▶ **The task**:
Please find all lines in the data that hold the string "車過三步" and copy them.

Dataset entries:

"""

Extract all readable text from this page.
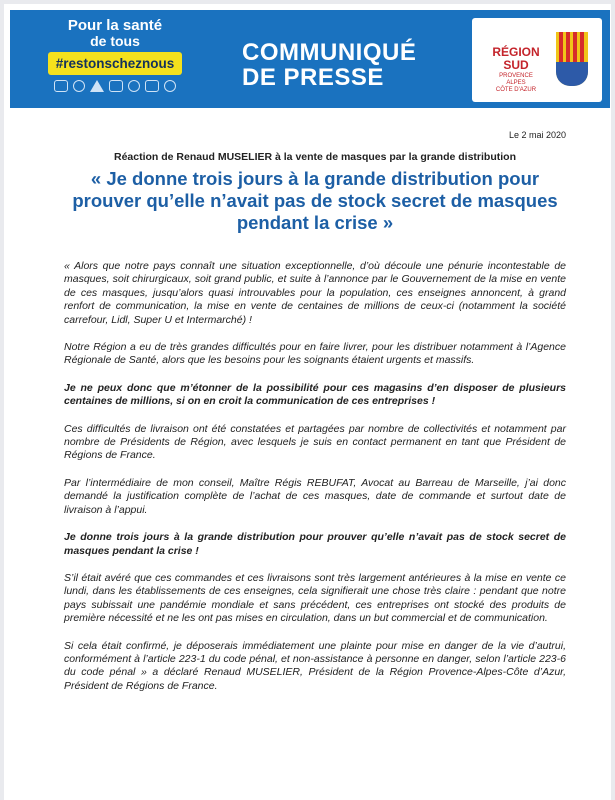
Pour la santé
de tous
#restonscheznous	COMMUNIQUÉ
DE PRESSE
RÉGION
SUD
PROVENCE
ALPES
CÔTE D'AZUR
Le 2 mai 2020
Réaction de Renaud MUSELIER à la vente de masques par la grande distribution
« Je donne trois jours à la grande distribution pour prouver qu’elle n’avait pas de stock secret de masques pendant la crise »

« Alors que notre pays connaît une situation exceptionnelle, d’où découle une pénurie incontestable de masques, soit chirurgicaux, soit grand public, et suite à l’annonce par le Gouvernement de la mise en vente de ces masques, jusqu’alors quasi introuvables pour la population, ces enseignes annoncent, à grand renfort de communication, la mise en vente de centaines de millions de ceux-ci (notamment la société carrefour, Lidl, Super U et Intermarché) !

Notre Région a eu de très grandes difficultés pour en faire livrer, pour les distribuer notamment à l’Agence Régionale de Santé, alors que les besoins pour les soignants étaient urgents et massifs.

Je ne peux donc que m’étonner de la possibilité pour ces magasins d’en disposer de plusieurs centaines de millions, si on en croit la communication de ces entreprises !

Ces difficultés de livraison ont été constatées et partagées par nombre de collectivités et notamment par nombre de Présidents de Région, avec lesquels je suis en contact permanent en tant que Président de Régions de France.

Par l’intermédiaire de mon conseil, Maître Régis REBUFAT, Avocat au Barreau de Marseille, j’ai donc demandé la justification complète de l’achat de ces masques, date de commande et surtout date de livraison à l’appui.

Je donne trois jours à la grande distribution pour prouver qu’elle n’avait pas de stock secret de masques pendant la crise !

S’il était avéré que ces commandes et ces livraisons sont très largement antérieures à la mise en vente ce lundi, dans les établissements de ces enseignes, cela signifierait une chose très claire : pendant que notre pays subissait une pandémie mondiale et sans précédent, ces entreprises ont stocké des produits de première nécessité et ne les ont pas mises en circulation, dans un but commercial et de communication.

Si cela était confirmé, je déposerais immédiatement une plainte pour mise en danger de la vie d’autrui, conformément à l’article 223-1 du code pénal, et non-assistance à personne en danger, selon l’article 223-6 du code pénal » a déclaré Renaud MUSELIER, Président de la Région Provence-Alpes-Côte d’Azur, Président de Régions de France.
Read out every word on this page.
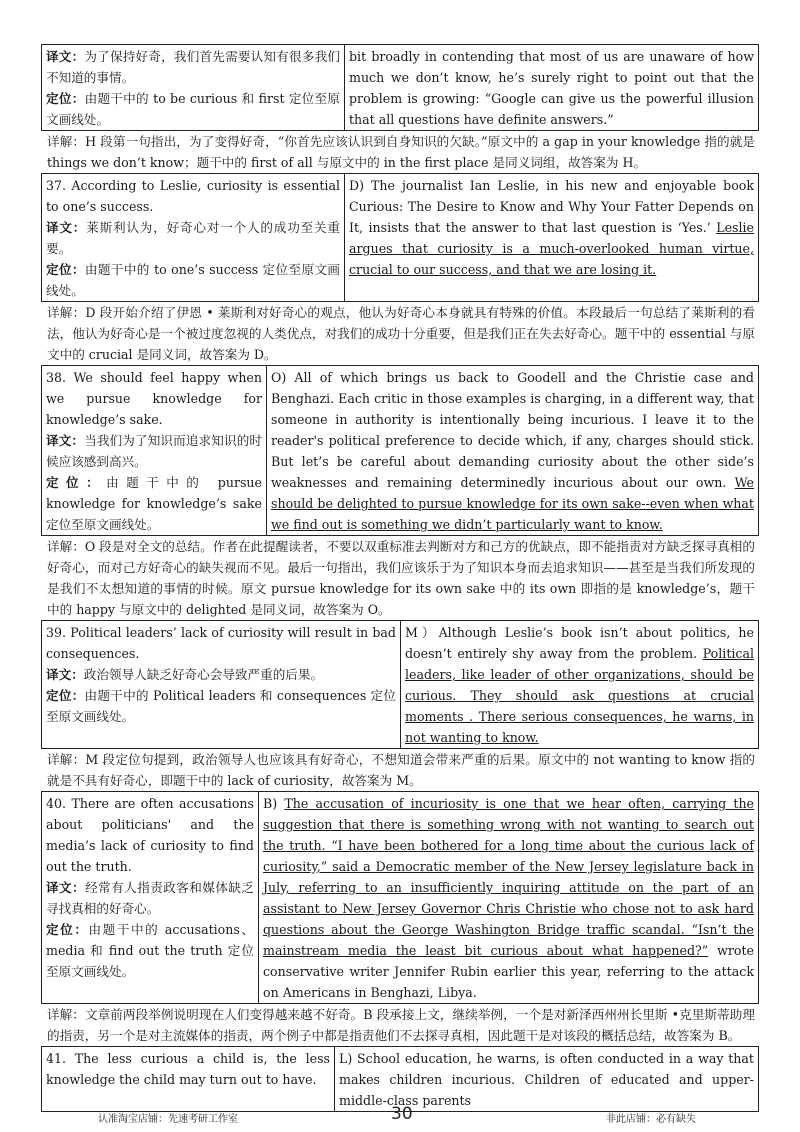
译文：为了保持好奇，我们首先需要认知有很多我们不知道的事情。
定位：由题干中的 to be curious 和 first 定位至原文画线处。
	bit broadly in contending that most of us are unaware of how much we don’t know, he’s surely right to point out that the problem is growing: “Google can give us the powerful illusion that all questions have definite answers.”
详解：H 段第一句指出，为了变得好奇，“你首先应该认识到自身知识的欠缺。”原文中的 a gap in your knowledge 指的就是 things we don’t know；题干中的 first of all 与原文中的 in the first place 是同义词组，故答案为 H。
37. According to Leslie, curiosity is essential to one’s success.
译文：莱斯利认为，好奇心对一个人的成功至关重要。
定位：由题干中的 to one’s success 定位至原文画线处。
	D) The journalist Ian Leslie, in his new and enjoyable book Curious: The Desire to Know and Why Your Fatter Depends on It, insists that the answer to that last question is ‘Yes.’ Leslie argues that curiosity is a much-overlooked human virtue, crucial to our success, and that we are losing it.
详解：D 段开始介绍了伊恩 • 莱斯利对好奇心的观点，他认为好奇心本身就具有特殊的价值。本段最后一句总结了莱斯利的看法，他认为好奇心是一个被过度忽视的人类优点，对我们的成功十分重要，但是我们正在失去好奇心。题干中的 essential 与原文中的 crucial 是同义词，故答案为 D。
38. We should feel happy when we pursue knowledge for knowledge’s sake.
译文：当我们为了知识而追求知识的时候应该感到高兴。
定位：由题干中的 pursue knowledge for knowledge’s sake 定位至原文画线处。
	O) All of which brings us back to Goodell and the Christie case and Benghazi. Each critic in those examples is charging, in a different way, that someone in authority is intentionally being incurious. I leave it to the reader's political preference to decide which, if any, charges should stick. But let’s be careful about demanding curiosity about the other side’s weaknesses and remaining determinedly incurious about our own. We should be delighted to pursue knowledge for its own sake--even when what we find out is something we didn’t particularly want to know.
详解：O 段是对全文的总结。作者在此提醒读者，不要以双重标准去判断对方和己方的优缺点，即不能指责对方缺乏探寻真相的好奇心，而对己方好奇心的缺失视而不见。最后一句指出，我们应该乐于为了知识本身而去追求知识——甚至是当我们所发现的是我们不太想知道的事情的时候。原文 pursue knowledge for its own sake 中的 its own 即指的是 knowledge’s，题干中的 happy 与原文中的 delighted 是同义词，故答案为 O。
39. Political leaders’ lack of curiosity will result in bad consequences.
译文：政治领导人缺乏好奇心会导致严重的后果。
定位：由题干中的 Political leaders 和 consequences 定位至原文画线处。
	M）Although Leslie’s book isn’t about politics, he doesn’t entirely shy away from the problem. Political leaders, like leader of other organizations, should be curious. They should ask questions at crucial moments . There serious consequences, he warns, in not wanting to know.
详解：M 段定位句提到，政治领导人也应该具有好奇心，不想知道会带来严重的后果。原文中的 not wanting to know 指的就是不具有好奇心，即题干中的 lack of curiosity，故答案为 M。
40. There are often accusations about politicians' and the media’s lack of curiosity to find out the truth.
译文：经常有人指责政客和媒体缺乏寻找真相的好奇心。
定位：由题干中的 accusations、media 和 find out the truth 定位至原文画线处。
	B) The accusation of incuriosity is one that we hear often, carrying the suggestion that there is something wrong with not wanting to search out the truth. “I have been bothered for a long time about the curious lack of curiosity,” said a Democratic member of the New Jersey legislature back in July, referring to an insufficiently inquiring attitude on the part of an assistant to New Jersey Governor Chris Christie who chose not to ask hard questions about the George Washington Bridge traffic scandal. “Isn’t the mainstream media the least bit curious about what happened?” wrote conservative writer Jennifer Rubin earlier this year, referring to the attack on Americans in Benghazi, Libya.
详解：文章前两段举例说明现在人们变得越来越不好奇。B 段承接上文，继续举例，一个是对新泽西州州长里斯 •克里斯蒂助理的指责，另一个是对主流媒体的指责，两个例子中都是指责他们不去探寻真相，因此题干是对该段的概括总结，故答案为 B。
41. The less curious a child is, the less knowledge the child may turn out to have.	L) School education, he warns, is often conducted in a way that makes children incurious. Children of educated and upper-middle-class parents
认准淘宝店铺：先速考研工作室	30	非此店铺：必有缺失
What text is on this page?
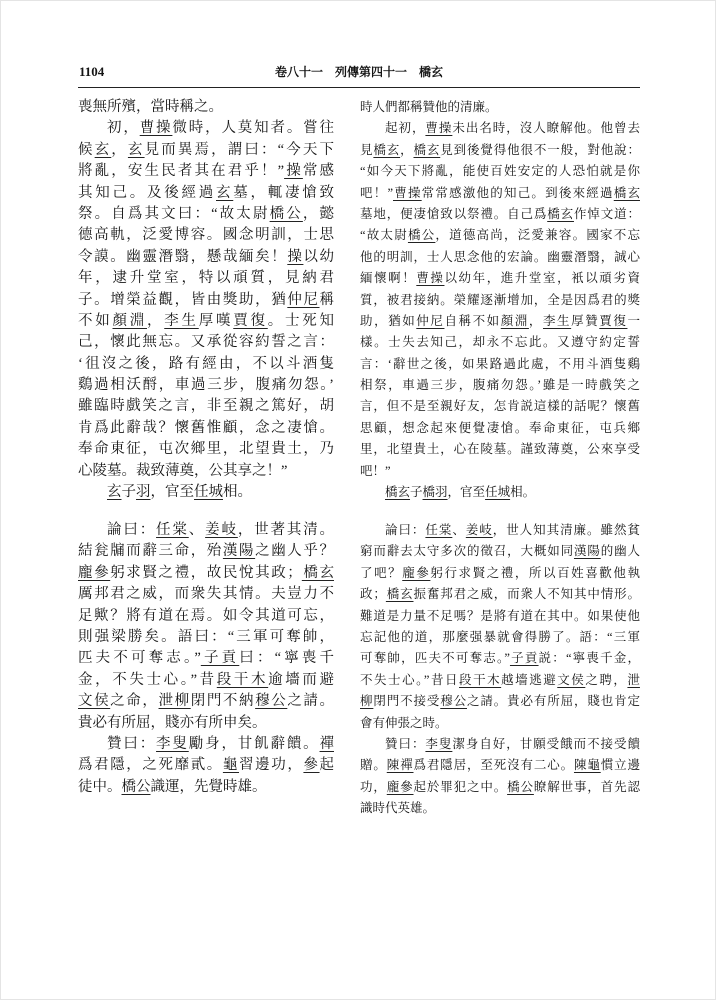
1104	卷八十一　列傳第四十一　橋玄
喪無所殯，當時稱之。
初，曹操微時，人莫知者。嘗往
候玄，玄見而異焉，謂曰：“今天下
將亂，安生民者其在君乎！”操常感
其知己。及後經過玄墓，輒凄愴致
祭。自爲其文曰：“故太尉橋公，懿
德高軌，泛愛博容。國念明訓，士思
令謨。幽靈潛翳，懸哉緬矣！操以幼
年，逮升堂室，特以頑質，見納君
子。增榮益觀，皆由獎助，猶仲尼稱
不如顏淵，李生厚嘆賈復。士死知
己，懷此無忘。又承從容約誓之言：
‘徂沒之後，路有經由，不以斗酒隻
鷄過相沃酹，車過三步，腹痛勿怨。’
雖臨時戲笑之言，非至親之篤好，胡
肯爲此辭哉？懷舊惟顧，念之凄愴。
奉命東征，屯次鄉里，北望貴土，乃
心陵墓。裁致薄奠，公其享之！”
玄子羽，官至任城相。
論曰：任棠、姜岐，世著其清。
結瓮牖而辭三命，殆漢陽之幽人乎？
龐參躬求賢之禮，故民悅其政；橋玄
厲邦君之威，而衆失其情。夫豈力不
足歟？將有道在焉。如令其道可忘，
則强梁勝矣。語曰：“三軍可奪帥，
匹夫不可奪志。”子貢曰：“寧喪千
金，不失士心。”昔段干木逾墻而避
文侯之命，泄柳閉門不納穆公之請。
貴必有所屈，賤亦有所申矣。
贊曰：李叟勵身，甘飢辭饋。禪
爲君隱，之死靡貳。龜習邊功，參起
徒中。橋公識運，先覺時雄。
時人們都稱贊他的清廉。
起初，曹操未出名時，沒人瞭解他。他曾去
見橋玄，橋玄見到後覺得他很不一般，對他說：
“如今天下將亂，能使百姓安定的人恐怕就是你
吧！”曹操常常感激他的知己。到後來經過橋玄
墓地，便凄愴致以祭禮。自己爲橋玄作悼文道：
“故太尉橋公，道德高尚，泛愛兼容。國家不忘
他的明訓，士人思念他的宏論。幽靈潛翳，誠心
緬懷啊！曹操以幼年，進升堂室，衹以頑劣資
質，被君接納。榮耀逐漸增加，全是因爲君的獎
助，猶如仲尼自稱不如顏淵，李生厚贊賈復一
樣。士失去知己，却永不忘此。又遵守約定誓
言：‘辭世之後，如果路過此處，不用斗酒隻鷄
相祭，車過三步，腹痛勿怨。’雖是一時戲笑之
言，但不是至親好友，怎肯説這樣的話呢？懷舊
思顧，想念起來便覺凄愴。奉命東征，屯兵鄉
里，北望貴土，心在陵墓。謹致薄奠，公來享受
吧！”
橋玄子橋羽，官至任城相。
論曰：任棠、姜岐，世人知其清廉。雖然貧
窮而辭去太守多次的徵召，大概如同漢陽的幽人
了吧？龐參躬行求賢之禮，所以百姓喜歡他執
政；橋玄振奮邦君之威，而衆人不知其中情形。
難道是力量不足嗎？是將有道在其中。如果使他
忘記他的道，那麼强暴就會得勝了。語：“三軍
可奪帥，匹夫不可奪志。”子貢説：“寧喪千金，
不失士心。”昔日段干木越墻逃避文侯之聘，泄
柳閉門不接受穆公之請。貴必有所屈，賤也肯定
會有伸張之時。
贊曰：李叟潔身自好，甘願受餓而不接受饋
贈。陳禪爲君隱居，至死沒有二心。陳龜慣立邊
功，龐參起於罪犯之中。橋公瞭解世事，首先認
識時代英雄。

"""

▶ **The answer**:
鷄過相沃酹，車過三步，腹痛勿怨。’
相祭，車過三步，腹痛勿怨。’雖是一時戲笑之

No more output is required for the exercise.